● **CHALLENGE**
Nothing may be dropped or altered: reproduce all the data.
BEGIN EXTRACTED ENTRIES
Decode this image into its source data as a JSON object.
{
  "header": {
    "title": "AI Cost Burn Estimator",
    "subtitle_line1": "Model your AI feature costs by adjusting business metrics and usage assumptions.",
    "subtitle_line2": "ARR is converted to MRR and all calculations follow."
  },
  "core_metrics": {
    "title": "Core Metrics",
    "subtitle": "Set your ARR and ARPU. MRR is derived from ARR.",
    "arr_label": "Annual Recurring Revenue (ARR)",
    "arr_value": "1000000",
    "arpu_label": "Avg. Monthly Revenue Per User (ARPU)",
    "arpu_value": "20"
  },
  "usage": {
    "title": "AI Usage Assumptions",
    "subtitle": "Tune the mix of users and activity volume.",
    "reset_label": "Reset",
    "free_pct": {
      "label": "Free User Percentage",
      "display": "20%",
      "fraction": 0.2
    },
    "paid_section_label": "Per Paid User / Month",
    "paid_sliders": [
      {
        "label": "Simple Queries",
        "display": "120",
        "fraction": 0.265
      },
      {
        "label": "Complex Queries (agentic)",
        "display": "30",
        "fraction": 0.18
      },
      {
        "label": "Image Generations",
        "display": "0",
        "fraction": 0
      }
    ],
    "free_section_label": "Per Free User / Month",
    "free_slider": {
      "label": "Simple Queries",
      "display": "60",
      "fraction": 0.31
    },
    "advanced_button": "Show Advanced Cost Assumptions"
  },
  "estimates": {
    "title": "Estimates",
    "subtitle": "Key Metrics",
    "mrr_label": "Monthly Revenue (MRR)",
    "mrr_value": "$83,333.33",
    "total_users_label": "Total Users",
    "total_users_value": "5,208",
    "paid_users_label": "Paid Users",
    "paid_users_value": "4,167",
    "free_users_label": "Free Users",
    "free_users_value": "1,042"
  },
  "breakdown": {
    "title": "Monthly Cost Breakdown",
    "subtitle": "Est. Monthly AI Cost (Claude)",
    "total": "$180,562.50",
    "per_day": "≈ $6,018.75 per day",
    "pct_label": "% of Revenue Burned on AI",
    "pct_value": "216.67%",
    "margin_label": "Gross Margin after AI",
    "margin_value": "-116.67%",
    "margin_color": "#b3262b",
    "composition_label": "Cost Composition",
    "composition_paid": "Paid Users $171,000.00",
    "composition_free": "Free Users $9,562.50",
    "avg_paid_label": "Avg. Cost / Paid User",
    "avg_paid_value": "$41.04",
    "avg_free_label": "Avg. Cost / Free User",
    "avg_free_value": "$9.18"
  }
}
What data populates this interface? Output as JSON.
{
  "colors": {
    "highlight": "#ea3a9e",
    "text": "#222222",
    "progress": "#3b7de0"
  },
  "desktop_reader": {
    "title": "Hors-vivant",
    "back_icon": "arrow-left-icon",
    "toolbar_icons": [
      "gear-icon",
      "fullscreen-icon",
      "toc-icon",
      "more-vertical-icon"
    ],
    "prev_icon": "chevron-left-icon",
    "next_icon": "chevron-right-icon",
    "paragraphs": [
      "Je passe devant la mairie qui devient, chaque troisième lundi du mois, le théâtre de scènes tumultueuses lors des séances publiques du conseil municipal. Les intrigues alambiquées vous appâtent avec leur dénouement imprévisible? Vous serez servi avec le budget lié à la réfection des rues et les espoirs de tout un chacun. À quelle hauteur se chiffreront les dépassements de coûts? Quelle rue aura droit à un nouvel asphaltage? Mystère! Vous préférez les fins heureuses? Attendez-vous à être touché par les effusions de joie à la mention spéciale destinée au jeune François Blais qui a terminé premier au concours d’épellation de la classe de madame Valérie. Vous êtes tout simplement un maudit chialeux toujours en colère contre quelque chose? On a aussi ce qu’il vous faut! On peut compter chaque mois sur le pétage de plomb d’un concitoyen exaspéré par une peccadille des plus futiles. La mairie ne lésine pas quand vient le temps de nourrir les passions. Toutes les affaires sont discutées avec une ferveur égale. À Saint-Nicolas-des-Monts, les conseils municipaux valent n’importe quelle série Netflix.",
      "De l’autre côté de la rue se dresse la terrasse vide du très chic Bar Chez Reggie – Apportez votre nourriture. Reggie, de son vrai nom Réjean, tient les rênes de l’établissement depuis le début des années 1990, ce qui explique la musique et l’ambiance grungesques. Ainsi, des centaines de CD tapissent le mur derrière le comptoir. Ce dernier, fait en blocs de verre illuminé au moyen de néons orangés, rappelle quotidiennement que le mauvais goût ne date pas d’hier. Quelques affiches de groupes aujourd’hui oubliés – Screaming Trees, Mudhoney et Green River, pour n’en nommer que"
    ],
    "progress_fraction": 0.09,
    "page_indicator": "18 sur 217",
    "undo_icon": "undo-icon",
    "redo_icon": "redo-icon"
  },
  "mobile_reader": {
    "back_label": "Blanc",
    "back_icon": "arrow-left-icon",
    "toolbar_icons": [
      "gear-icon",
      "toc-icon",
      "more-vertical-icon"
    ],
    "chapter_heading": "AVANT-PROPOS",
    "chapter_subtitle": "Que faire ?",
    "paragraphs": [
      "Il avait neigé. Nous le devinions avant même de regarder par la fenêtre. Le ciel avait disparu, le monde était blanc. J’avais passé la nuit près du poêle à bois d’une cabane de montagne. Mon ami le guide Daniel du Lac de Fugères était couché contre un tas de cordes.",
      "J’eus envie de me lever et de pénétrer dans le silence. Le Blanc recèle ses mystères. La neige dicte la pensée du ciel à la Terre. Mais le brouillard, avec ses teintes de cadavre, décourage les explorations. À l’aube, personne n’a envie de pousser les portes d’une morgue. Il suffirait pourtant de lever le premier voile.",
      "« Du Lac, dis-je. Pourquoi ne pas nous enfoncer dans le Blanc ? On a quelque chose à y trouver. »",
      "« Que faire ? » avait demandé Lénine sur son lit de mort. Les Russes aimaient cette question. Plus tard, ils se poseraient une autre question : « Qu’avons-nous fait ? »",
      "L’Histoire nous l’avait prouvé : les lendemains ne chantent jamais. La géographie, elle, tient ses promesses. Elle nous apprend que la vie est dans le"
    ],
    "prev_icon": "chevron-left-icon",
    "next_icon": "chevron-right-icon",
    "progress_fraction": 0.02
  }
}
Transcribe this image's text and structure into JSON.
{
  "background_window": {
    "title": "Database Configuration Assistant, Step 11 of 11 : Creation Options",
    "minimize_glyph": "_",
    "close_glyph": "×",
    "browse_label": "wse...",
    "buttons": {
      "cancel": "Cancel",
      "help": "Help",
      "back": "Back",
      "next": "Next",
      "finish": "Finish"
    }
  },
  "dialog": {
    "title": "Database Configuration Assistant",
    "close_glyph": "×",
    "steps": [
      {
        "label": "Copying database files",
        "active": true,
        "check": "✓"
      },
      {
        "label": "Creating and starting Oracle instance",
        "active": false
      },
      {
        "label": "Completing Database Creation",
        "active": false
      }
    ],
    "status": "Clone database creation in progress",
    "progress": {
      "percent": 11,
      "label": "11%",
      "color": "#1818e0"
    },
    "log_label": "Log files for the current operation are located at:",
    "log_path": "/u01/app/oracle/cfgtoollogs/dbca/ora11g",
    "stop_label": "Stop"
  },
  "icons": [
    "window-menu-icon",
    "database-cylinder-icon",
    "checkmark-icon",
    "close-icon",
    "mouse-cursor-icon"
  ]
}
END EXTRACTED ENTRIES
● **EXERCISE RESPONSE**
Decode this image into its source data as a JSON object.
{
  "header": {
    "title": "AI Cost Burn Estimator",
    "subtitle_line1": "Model your AI feature costs by adjusting business metrics and usage assumptions.",
    "subtitle_line2": "ARR is converted to MRR and all calculations follow."
  },
  "core_metrics": {
    "title": "Core Metrics",
    "subtitle": "Set your ARR and ARPU. MRR is derived from ARR.",
    "arr_label": "Annual Recurring Revenue (ARR)",
    "arr_value": "1000000",
    "arpu_label": "Avg. Monthly Revenue Per User (ARPU)",
    "arpu_value": "20"
  },
  "usage": {
    "title": "AI Usage Assumptions",
    "subtitle": "Tune the mix of users and activity volume.",
    "reset_label": "Reset",
    "free_pct": {
      "label": "Free User Percentage",
      "display": "20%",
      "fraction": 0.2
    },
    "paid_section_label": "Per Paid User / Month",
    "paid_sliders": [
      {
        "label": "Simple Queries",
        "display": "120",
        "fraction": 0.265
      },
      {
        "label": "Complex Queries (agentic)",
        "display": "30",
        "fraction": 0.18
      },
      {
        "label": "Image Generations",
        "display": "0",
        "fraction": 0
      }
    ],
    "free_section_label": "Per Free User / Month",
    "free_slider": {
      "label": "Simple Queries",
      "display": "60",
      "fraction": 0.31
    },
    "advanced_button": "Show Advanced Cost Assumptions"
  },
  "estimates": {
    "title": "Estimates",
    "subtitle": "Key Metrics",
    "mrr_label": "Monthly Revenue (MRR)",
    "mrr_value": "$83,333.33",
    "total_users_label": "Total Users",
    "total_users_value": "5,208",
    "paid_users_label": "Paid Users",
    "paid_users_value": "4,167",
    "free_users_label": "Free Users",
    "free_users_value": "1,042"
  },
  "breakdown": {
    "title": "Monthly Cost Breakdown",
    "subtitle": "Est. Monthly AI Cost (Claude)",
    "total": "$180,562.50",
    "per_day": "≈ $6,018.75 per day",
    "pct_label": "% of Revenue Burned on AI",
    "pct_value": "216.67%",
    "margin_label": "Gross Margin after AI",
    "margin_value": "-116.67%",
    "margin_color": "#b3262b",
    "composition_label": "Cost Composition",
    "composition_paid": "Paid Users $171,000.00",
    "composition_free": "Free Users $9,562.50",
    "avg_paid_label": "Avg. Cost / Paid User",
    "avg_paid_value": "$41.04",
    "avg_free_label": "Avg. Cost / Free User",
    "avg_free_value": "$9.18"
  }
}
What data populates this interface? Output as JSON.
{
  "colors": {
    "highlight": "#ea3a9e",
    "text": "#222222",
    "progress": "#3b7de0"
  },
  "desktop_reader": {
    "title": "Hors-vivant",
    "back_icon": "arrow-left-icon",
    "toolbar_icons": [
      "gear-icon",
      "fullscreen-icon",
      "toc-icon",
      "more-vertical-icon"
    ],
    "prev_icon": "chevron-left-icon",
    "next_icon": "chevron-right-icon",
    "paragraphs": [
      "Je passe devant la mairie qui devient, chaque troisième lundi du mois, le théâtre de scènes tumultueuses lors des séances publiques du conseil municipal. Les intrigues alambiquées vous appâtent avec leur dénouement imprévisible? Vous serez servi avec le budget lié à la réfection des rues et les espoirs de tout un chacun. À quelle hauteur se chiffreront les dépassements de coûts? Quelle rue aura droit à un nouvel asphaltage? Mystère! Vous préférez les fins heureuses? Attendez-vous à être touché par les effusions de joie à la mention spéciale destinée au jeune François Blais qui a terminé premier au concours d’épellation de la classe de madame Valérie. Vous êtes tout simplement un maudit chialeux toujours en colère contre quelque chose? On a aussi ce qu’il vous faut! On peut compter chaque mois sur le pétage de plomb d’un concitoyen exaspéré par une peccadille des plus futiles. La mairie ne lésine pas quand vient le temps de nourrir les passions. Toutes les affaires sont discutées avec une ferveur égale. À Saint-Nicolas-des-Monts, les conseils municipaux valent n’importe quelle série Netflix.",
      "De l’autre côté de la rue se dresse la terrasse vide du très chic Bar Chez Reggie – Apportez votre nourriture. Reggie, de son vrai nom Réjean, tient les rênes de l’établissement depuis le début des années 1990, ce qui explique la musique et l’ambiance grungesques. Ainsi, des centaines de CD tapissent le mur derrière le comptoir. Ce dernier, fait en blocs de verre illuminé au moyen de néons orangés, rappelle quotidiennement que le mauvais goût ne date pas d’hier. Quelques affiches de groupes aujourd’hui oubliés – Screaming Trees, Mudhoney et Green River, pour n’en nommer que"
    ],
    "progress_fraction": 0.09,
    "page_indicator": "18 sur 217",
    "undo_icon": "undo-icon",
    "redo_icon": "redo-icon"
  },
  "mobile_reader": {
    "back_label": "Blanc",
    "back_icon": "arrow-left-icon",
    "toolbar_icons": [
      "gear-icon",
      "toc-icon",
      "more-vertical-icon"
    ],
    "chapter_heading": "AVANT-PROPOS",
    "chapter_subtitle": "Que faire ?",
    "paragraphs": [
      "Il avait neigé. Nous le devinions avant même de regarder par la fenêtre. Le ciel avait disparu, le monde était blanc. J’avais passé la nuit près du poêle à bois d’une cabane de montagne. Mon ami le guide Daniel du Lac de Fugères était couché contre un tas de cordes.",
      "J’eus envie de me lever et de pénétrer dans le silence. Le Blanc recèle ses mystères. La neige dicte la pensée du ciel à la Terre. Mais le brouillard, avec ses teintes de cadavre, décourage les explorations. À l’aube, personne n’a envie de pousser les portes d’une morgue. Il suffirait pourtant de lever le premier voile.",
      "« Du Lac, dis-je. Pourquoi ne pas nous enfoncer dans le Blanc ? On a quelque chose à y trouver. »",
      "« Que faire ? » avait demandé Lénine sur son lit de mort. Les Russes aimaient cette question. Plus tard, ils se poseraient une autre question : « Qu’avons-nous fait ? »",
      "L’Histoire nous l’avait prouvé : les lendemains ne chantent jamais. La géographie, elle, tient ses promesses. Elle nous apprend que la vie est dans le"
    ],
    "prev_icon": "chevron-left-icon",
    "next_icon": "chevron-right-icon",
    "progress_fraction": 0.02
  }
}
Transcribe this image's text and structure into JSON.
{
  "background_window": {
    "title": "Database Configuration Assistant, Step 11 of 11 : Creation Options",
    "minimize_glyph": "_",
    "close_glyph": "×",
    "browse_label": "wse...",
    "buttons": {
      "cancel": "Cancel",
      "help": "Help",
      "back": "Back",
      "next": "Next",
      "finish": "Finish"
    }
  },
  "dialog": {
    "title": "Database Configuration Assistant",
    "close_glyph": "×",
    "steps": [
      {
        "label": "Copying database files",
        "active": true,
        "check": "✓"
      },
      {
        "label": "Creating and starting Oracle instance",
        "active": false
      },
      {
        "label": "Completing Database Creation",
        "active": false
      }
    ],
    "status": "Clone database creation in progress",
    "progress": {
      "percent": 11,
      "label": "11%",
      "color": "#1818e0"
    },
    "log_label": "Log files for the current operation are located at:",
    "log_path": "/u01/app/oracle/cfgtoollogs/dbca/ora11g",
    "stop_label": "Stop"
  },
  "icons": [
    "window-menu-icon",
    "database-cylinder-icon",
    "checkmark-icon",
    "close-icon",
    "mouse-cursor-icon"
  ]
}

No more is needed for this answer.